[START DATA EXTRACT]
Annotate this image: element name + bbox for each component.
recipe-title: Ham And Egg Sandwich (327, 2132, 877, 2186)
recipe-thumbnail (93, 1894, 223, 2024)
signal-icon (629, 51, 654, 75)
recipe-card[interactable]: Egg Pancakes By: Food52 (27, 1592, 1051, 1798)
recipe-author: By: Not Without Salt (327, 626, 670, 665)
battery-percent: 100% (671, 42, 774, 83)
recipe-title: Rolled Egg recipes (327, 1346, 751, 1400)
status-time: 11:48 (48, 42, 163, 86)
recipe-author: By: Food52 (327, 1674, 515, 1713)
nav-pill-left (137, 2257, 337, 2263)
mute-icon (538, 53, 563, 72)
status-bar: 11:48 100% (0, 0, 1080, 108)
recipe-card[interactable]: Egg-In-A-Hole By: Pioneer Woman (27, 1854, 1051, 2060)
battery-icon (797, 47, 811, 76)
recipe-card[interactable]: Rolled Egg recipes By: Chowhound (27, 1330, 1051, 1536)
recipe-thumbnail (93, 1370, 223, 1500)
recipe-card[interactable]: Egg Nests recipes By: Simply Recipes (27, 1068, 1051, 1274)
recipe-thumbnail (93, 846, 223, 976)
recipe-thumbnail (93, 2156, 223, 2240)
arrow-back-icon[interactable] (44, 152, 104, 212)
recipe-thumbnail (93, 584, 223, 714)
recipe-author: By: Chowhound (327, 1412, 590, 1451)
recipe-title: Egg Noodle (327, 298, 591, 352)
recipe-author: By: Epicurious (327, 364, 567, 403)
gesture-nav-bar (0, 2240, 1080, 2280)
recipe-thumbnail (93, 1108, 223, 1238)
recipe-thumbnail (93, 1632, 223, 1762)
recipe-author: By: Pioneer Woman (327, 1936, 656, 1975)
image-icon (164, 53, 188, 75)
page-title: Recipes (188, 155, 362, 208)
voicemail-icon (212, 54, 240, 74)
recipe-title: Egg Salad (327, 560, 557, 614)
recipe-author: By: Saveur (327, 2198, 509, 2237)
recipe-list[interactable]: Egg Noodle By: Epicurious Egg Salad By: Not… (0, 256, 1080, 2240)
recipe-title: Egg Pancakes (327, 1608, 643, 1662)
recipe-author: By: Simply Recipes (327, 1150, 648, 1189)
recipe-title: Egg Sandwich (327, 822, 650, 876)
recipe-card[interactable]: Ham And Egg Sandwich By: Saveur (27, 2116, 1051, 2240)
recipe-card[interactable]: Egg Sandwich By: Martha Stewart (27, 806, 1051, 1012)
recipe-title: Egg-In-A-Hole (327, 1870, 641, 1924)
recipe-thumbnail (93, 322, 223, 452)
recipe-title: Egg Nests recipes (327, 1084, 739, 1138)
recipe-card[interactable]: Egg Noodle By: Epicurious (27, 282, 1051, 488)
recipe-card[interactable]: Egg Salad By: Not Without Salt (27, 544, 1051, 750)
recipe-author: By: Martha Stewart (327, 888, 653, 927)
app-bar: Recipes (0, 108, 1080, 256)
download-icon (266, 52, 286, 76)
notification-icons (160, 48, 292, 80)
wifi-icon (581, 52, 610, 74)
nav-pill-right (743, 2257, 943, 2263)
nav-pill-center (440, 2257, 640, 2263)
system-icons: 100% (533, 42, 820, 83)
[END DATA EXTRACT]
Return every line of the items above without changing a single character.

## ANSWER TO THIS PROBLEM:
Annotate this image: element name + bbox for each component.
recipe-title: Ham And Egg Sandwich (327, 2132, 877, 2186)
recipe-thumbnail (93, 1894, 223, 2024)
signal-icon (629, 51, 654, 75)
recipe-card[interactable]: Egg Pancakes By: Food52 (27, 1592, 1051, 1798)
recipe-author: By: Not Without Salt (327, 626, 670, 665)
battery-percent: 100% (671, 42, 774, 83)
recipe-title: Rolled Egg recipes (327, 1346, 751, 1400)
status-time: 11:48 (48, 42, 163, 86)
recipe-author: By: Food52 (327, 1674, 515, 1713)
nav-pill-left (137, 2257, 337, 2263)
mute-icon (538, 53, 563, 72)
status-bar: 11:48 100% (0, 0, 1080, 108)
recipe-card[interactable]: Egg-In-A-Hole By: Pioneer Woman (27, 1854, 1051, 2060)
battery-icon (797, 47, 811, 76)
recipe-card[interactable]: Rolled Egg recipes By: Chowhound (27, 1330, 1051, 1536)
recipe-thumbnail (93, 1370, 223, 1500)
recipe-card[interactable]: Egg Nests recipes By: Simply Recipes (27, 1068, 1051, 1274)
recipe-thumbnail (93, 846, 223, 976)
recipe-thumbnail (93, 2156, 223, 2240)
arrow-back-icon[interactable] (44, 152, 104, 212)
recipe-thumbnail (93, 584, 223, 714)
recipe-author: By: Chowhound (327, 1412, 590, 1451)
recipe-title: Egg Noodle (327, 298, 591, 352)
recipe-author: By: Epicurious (327, 364, 567, 403)
gesture-nav-bar (0, 2240, 1080, 2280)
recipe-thumbnail (93, 1108, 223, 1238)
recipe-thumbnail (93, 1632, 223, 1762)
recipe-author: By: Pioneer Woman (327, 1936, 656, 1975)
image-icon (164, 53, 188, 75)
page-title: Recipes (188, 155, 362, 208)
voicemail-icon (212, 54, 240, 74)
recipe-title: Egg Salad (327, 560, 557, 614)
recipe-author: By: Saveur (327, 2198, 509, 2237)
recipe-list[interactable]: Egg Noodle By: Epicurious Egg Salad By: Not… (0, 256, 1080, 2240)
recipe-title: Egg Pancakes (327, 1608, 643, 1662)
recipe-author: By: Simply Recipes (327, 1150, 648, 1189)
recipe-title: Egg Sandwich (327, 822, 650, 876)
recipe-card[interactable]: Ham And Egg Sandwich By: Saveur (27, 2116, 1051, 2240)
recipe-card[interactable]: Egg Sandwich By: Martha Stewart (27, 806, 1051, 1012)
recipe-title: Egg-In-A-Hole (327, 1870, 641, 1924)
recipe-thumbnail (93, 322, 223, 452)
recipe-title: Egg Nests recipes (327, 1084, 739, 1138)
recipe-card[interactable]: Egg Noodle By: Epicurious (27, 282, 1051, 488)
recipe-card[interactable]: Egg Salad By: Not Without Salt (27, 544, 1051, 750)
recipe-author: By: Martha Stewart (327, 888, 653, 927)
app-bar: Recipes (0, 108, 1080, 256)
download-icon (266, 52, 286, 76)
notification-icons (160, 48, 292, 80)
wifi-icon (581, 52, 610, 74)
nav-pill-right (743, 2257, 943, 2263)
nav-pill-center (440, 2257, 640, 2263)
system-icons: 100% (533, 42, 820, 83)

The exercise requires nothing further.